Retype the material in full, keeping every word the same.
╔══
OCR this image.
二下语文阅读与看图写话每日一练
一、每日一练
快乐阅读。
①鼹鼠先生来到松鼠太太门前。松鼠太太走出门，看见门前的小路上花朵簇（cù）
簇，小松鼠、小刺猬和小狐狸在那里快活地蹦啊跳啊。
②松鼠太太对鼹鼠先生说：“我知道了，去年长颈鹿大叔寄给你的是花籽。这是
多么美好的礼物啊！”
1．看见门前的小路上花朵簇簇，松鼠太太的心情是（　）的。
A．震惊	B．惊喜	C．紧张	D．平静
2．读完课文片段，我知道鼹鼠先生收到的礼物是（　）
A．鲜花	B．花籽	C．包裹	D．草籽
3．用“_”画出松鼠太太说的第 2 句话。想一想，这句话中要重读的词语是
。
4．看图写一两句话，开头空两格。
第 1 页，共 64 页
╚══
— THE SOLUTION —
OCR this image.
二下语文阅读与看图写话每日一练
一、每日一练
快乐阅读。
①鼹鼠先生来到松鼠太太门前。松鼠太太走出门，看见门前的小路上花朵簇（cù）
簇，小松鼠、小刺猬和小狐狸在那里快活地蹦啊跳啊。
②松鼠太太对鼹鼠先生说：“我知道了，去年长颈鹿大叔寄给你的是花籽。这是
多么美好的礼物啊！”
1．看见门前的小路上花朵簇簇，松鼠太太的心情是（　）的。
A．震惊	B．惊喜	C．紧张	D．平静
2．读完课文片段，我知道鼹鼠先生收到的礼物是（　）
A．鲜花	B．花籽	C．包裹	D．草籽
3．用“_”画出松鼠太太说的第 2 句话。想一想，这句话中要重读的词语是
。
4．看图写一两句话，开头空两格。
第 1 页，共 64 页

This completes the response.